▶ GIVEN TASK: Would you repeat the listing exactly but omit every picture?

▶ DATA LINES:
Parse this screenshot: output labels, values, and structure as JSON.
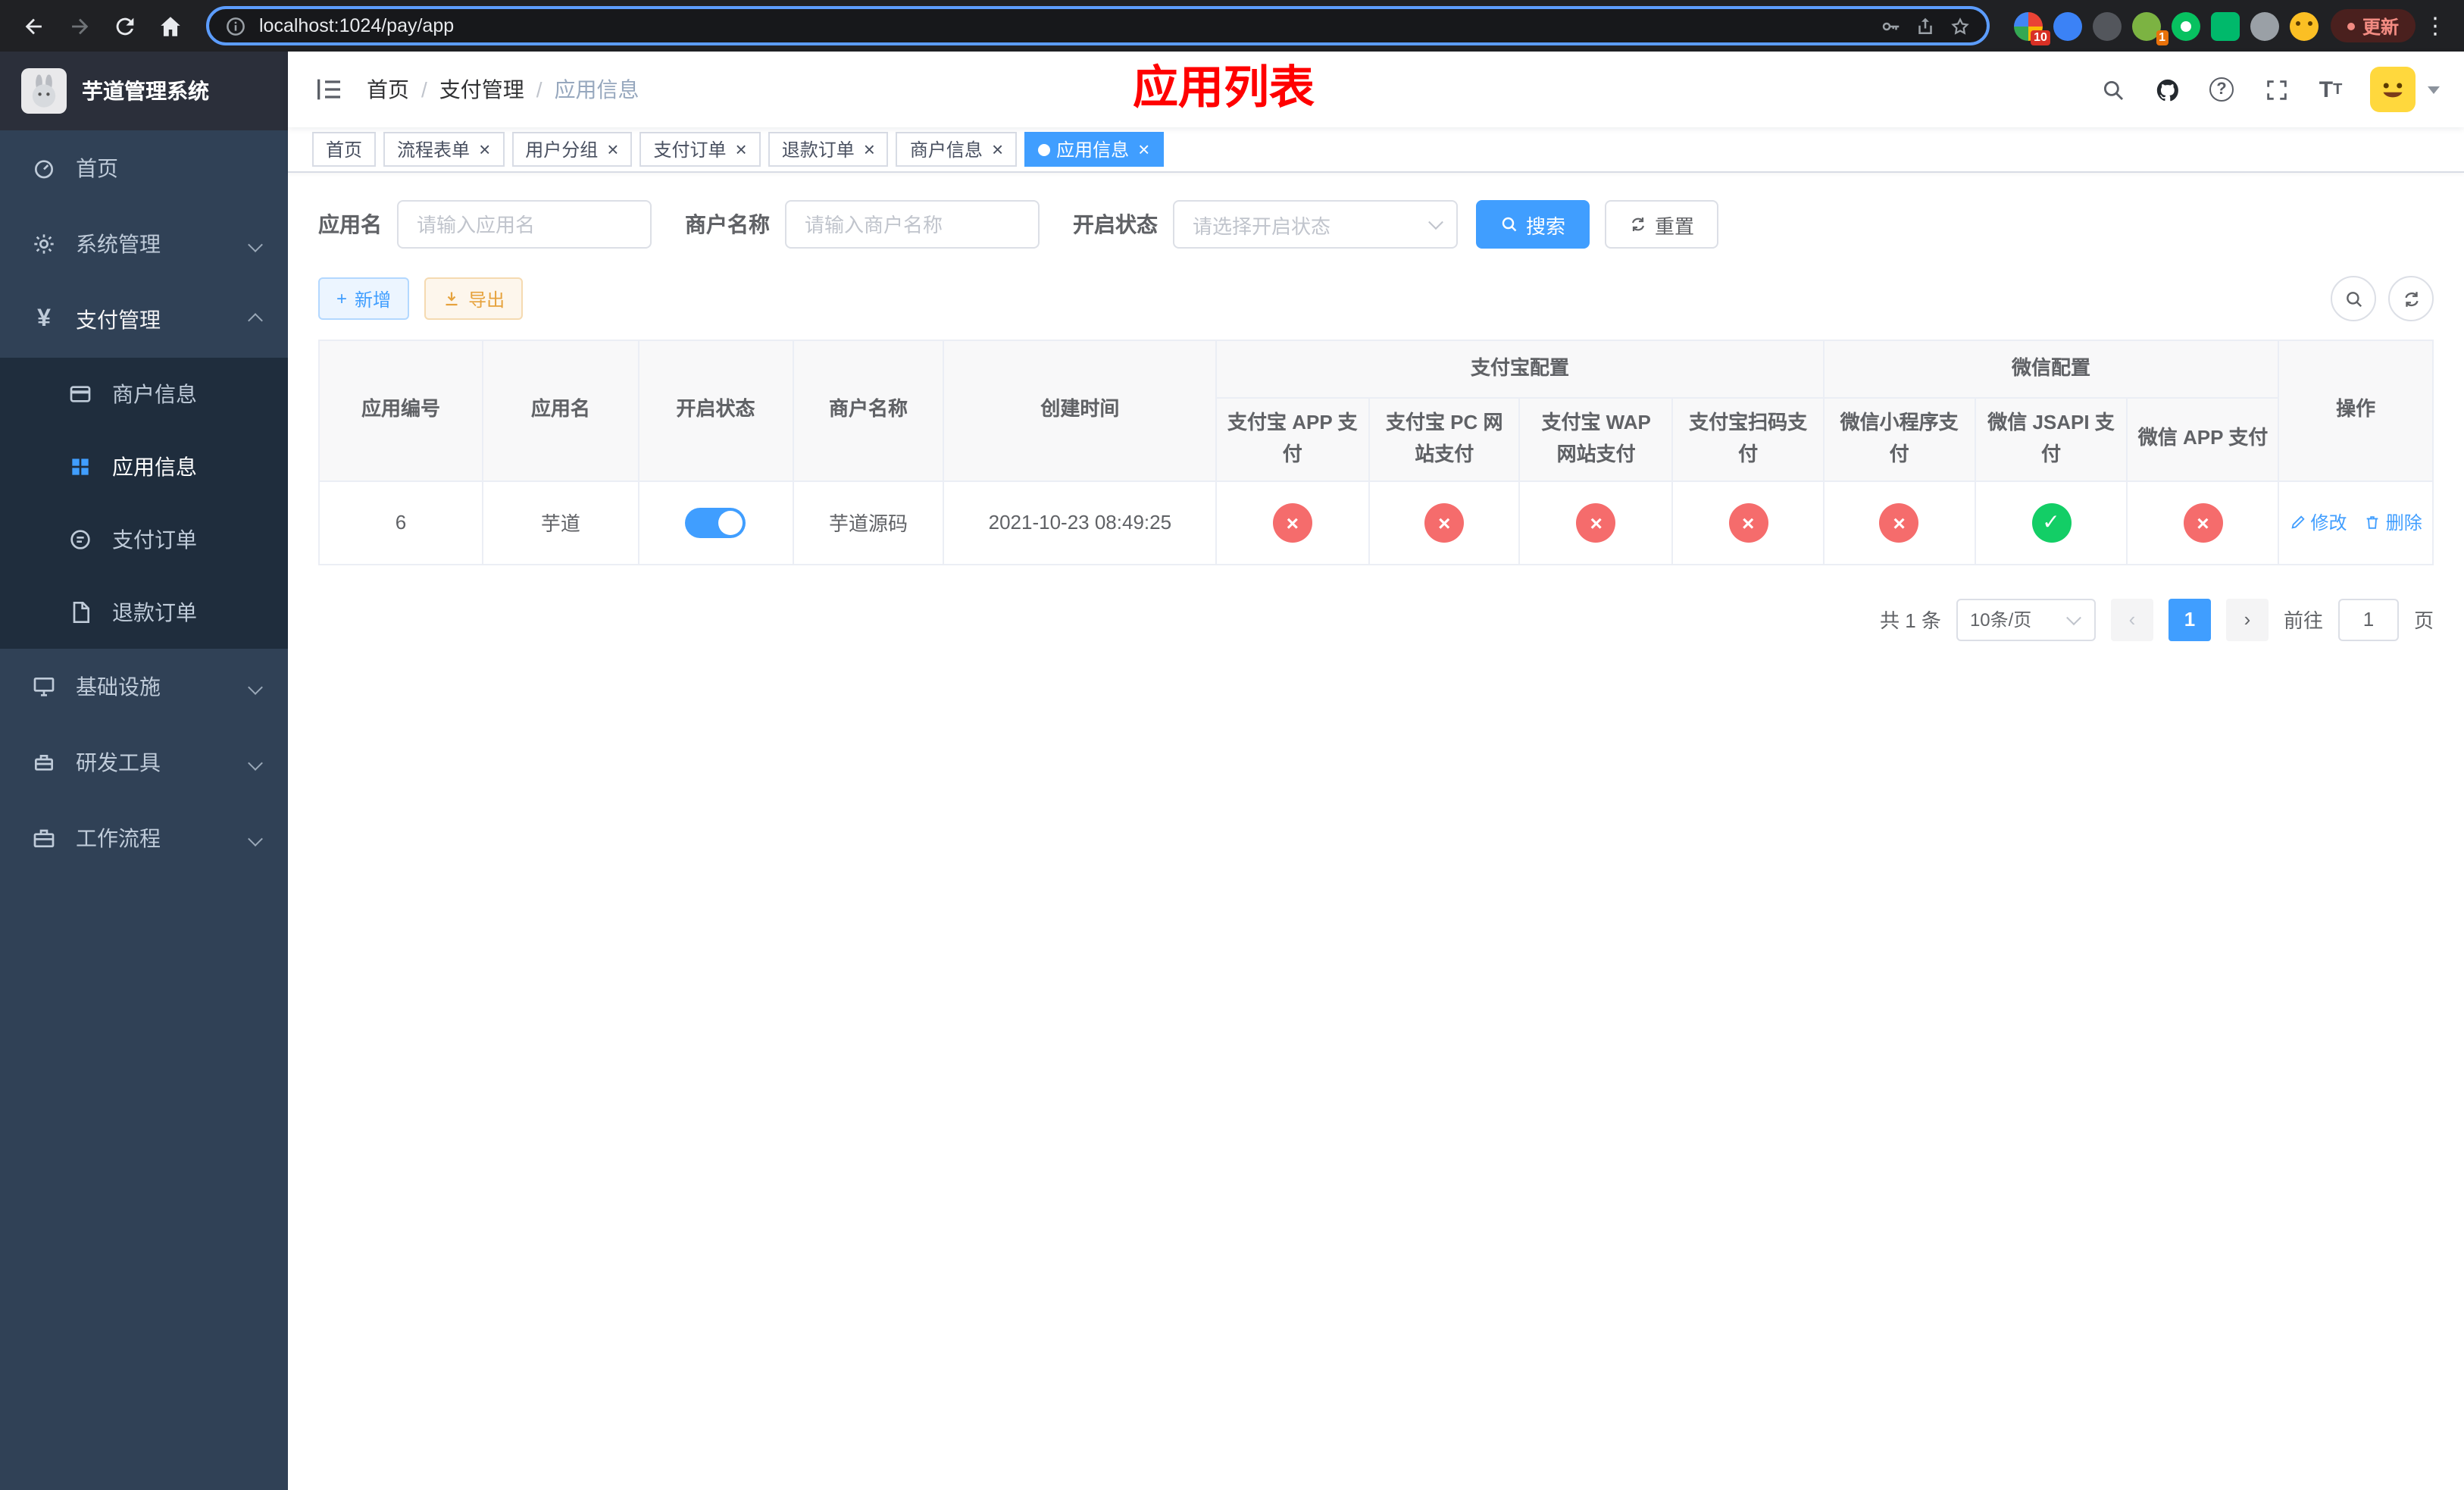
{
  "browser": {
    "url": "localhost:1024/pay/app",
    "update_label": "更新",
    "extension_badges": {
      "pinwheel": "10",
      "avocado": "1"
    }
  },
  "sidebar": {
    "logo_title": "芋道管理系统",
    "menu": [
      {
        "label": "首页"
      },
      {
        "label": "系统管理"
      },
      {
        "label": "支付管理"
      },
      {
        "label": "商户信息"
      },
      {
        "label": "应用信息"
      },
      {
        "label": "支付订单"
      },
      {
        "label": "退款订单"
      },
      {
        "label": "基础设施"
      },
      {
        "label": "研发工具"
      },
      {
        "label": "工作流程"
      }
    ]
  },
  "header": {
    "breadcrumb": [
      {
        "label": "首页"
      },
      {
        "label": "支付管理"
      },
      {
        "label": "应用信息"
      }
    ],
    "page_title": "应用列表"
  },
  "tabs": [
    {
      "label": "首页"
    },
    {
      "label": "流程表单"
    },
    {
      "label": "用户分组"
    },
    {
      "label": "支付订单"
    },
    {
      "label": "退款订单"
    },
    {
      "label": "商户信息"
    },
    {
      "label": "应用信息"
    }
  ],
  "filters": {
    "app_name_label": "应用名",
    "app_name_placeholder": "请输入应用名",
    "merchant_label": "商户名称",
    "merchant_placeholder": "请输入商户名称",
    "status_label": "开启状态",
    "status_placeholder": "请选择开启状态",
    "search_label": "搜索",
    "reset_label": "重置"
  },
  "toolbar": {
    "add_label": "新增",
    "export_label": "导出"
  },
  "table": {
    "headers": {
      "id": "应用编号",
      "name": "应用名",
      "status": "开启状态",
      "merchant": "商户名称",
      "created": "创建时间",
      "alipay_group": "支付宝配置",
      "alipay_app": "支付宝 APP 支付",
      "alipay_pc": "支付宝 PC 网站支付",
      "alipay_wap": "支付宝 WAP 网站支付",
      "alipay_qr": "支付宝扫码支付",
      "wechat_group": "微信配置",
      "wx_mini": "微信小程序支付",
      "wx_jsapi": "微信 JSAPI 支付",
      "wx_app": "微信 APP 支付",
      "actions": "操作"
    },
    "rows": [
      {
        "id": "6",
        "name": "芋道",
        "enabled": true,
        "merchant": "芋道源码",
        "created": "2021-10-23 08:49:25",
        "alipay_app": false,
        "alipay_pc": false,
        "alipay_wap": false,
        "alipay_qr": false,
        "wx_mini": false,
        "wx_jsapi": true,
        "wx_app": false,
        "edit_label": "修改",
        "delete_label": "删除"
      }
    ]
  },
  "pagination": {
    "total": "共 1 条",
    "page_size": "10条/页",
    "current_page": "1",
    "goto_label": "前往",
    "goto_value": "1",
    "page_unit": "页"
  },
  "colors": {
    "primary": "#409eff",
    "success": "#13ce66",
    "danger": "#f56c6c",
    "warning": "#e6a23c",
    "title_red": "#ff0000"
  }
}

▶ SOLUTION TO THE EXERCISE:
Parse this screenshot: output labels, values, and structure as JSON.
{
  "browser": {
    "url": "localhost:1024/pay/app",
    "update_label": "更新",
    "extension_badges": {
      "pinwheel": "10",
      "avocado": "1"
    }
  },
  "sidebar": {
    "logo_title": "芋道管理系统",
    "menu": [
      {
        "label": "首页"
      },
      {
        "label": "系统管理"
      },
      {
        "label": "支付管理"
      },
      {
        "label": "商户信息"
      },
      {
        "label": "应用信息"
      },
      {
        "label": "支付订单"
      },
      {
        "label": "退款订单"
      },
      {
        "label": "基础设施"
      },
      {
        "label": "研发工具"
      },
      {
        "label": "工作流程"
      }
    ]
  },
  "header": {
    "breadcrumb": [
      {
        "label": "首页"
      },
      {
        "label": "支付管理"
      },
      {
        "label": "应用信息"
      }
    ],
    "page_title": "应用列表"
  },
  "tabs": [
    {
      "label": "首页"
    },
    {
      "label": "流程表单"
    },
    {
      "label": "用户分组"
    },
    {
      "label": "支付订单"
    },
    {
      "label": "退款订单"
    },
    {
      "label": "商户信息"
    },
    {
      "label": "应用信息"
    }
  ],
  "filters": {
    "app_name_label": "应用名",
    "app_name_placeholder": "请输入应用名",
    "merchant_label": "商户名称",
    "merchant_placeholder": "请输入商户名称",
    "status_label": "开启状态",
    "status_placeholder": "请选择开启状态",
    "search_label": "搜索",
    "reset_label": "重置"
  },
  "toolbar": {
    "add_label": "新增",
    "export_label": "导出"
  },
  "table": {
    "headers": {
      "id": "应用编号",
      "name": "应用名",
      "status": "开启状态",
      "merchant": "商户名称",
      "created": "创建时间",
      "alipay_group": "支付宝配置",
      "alipay_app": "支付宝 APP 支付",
      "alipay_pc": "支付宝 PC 网站支付",
      "alipay_wap": "支付宝 WAP 网站支付",
      "alipay_qr": "支付宝扫码支付",
      "wechat_group": "微信配置",
      "wx_mini": "微信小程序支付",
      "wx_jsapi": "微信 JSAPI 支付",
      "wx_app": "微信 APP 支付",
      "actions": "操作"
    },
    "rows": [
      {
        "id": "6",
        "name": "芋道",
        "enabled": true,
        "merchant": "芋道源码",
        "created": "2021-10-23 08:49:25",
        "alipay_app": false,
        "alipay_pc": false,
        "alipay_wap": false,
        "alipay_qr": false,
        "wx_mini": false,
        "wx_jsapi": true,
        "wx_app": false,
        "edit_label": "修改",
        "delete_label": "删除"
      }
    ]
  },
  "pagination": {
    "total": "共 1 条",
    "page_size": "10条/页",
    "current_page": "1",
    "goto_label": "前往",
    "goto_value": "1",
    "page_unit": "页"
  },
  "colors": {
    "primary": "#409eff",
    "success": "#13ce66",
    "danger": "#f56c6c",
    "warning": "#e6a23c",
    "title_red": "#ff0000"
  }
}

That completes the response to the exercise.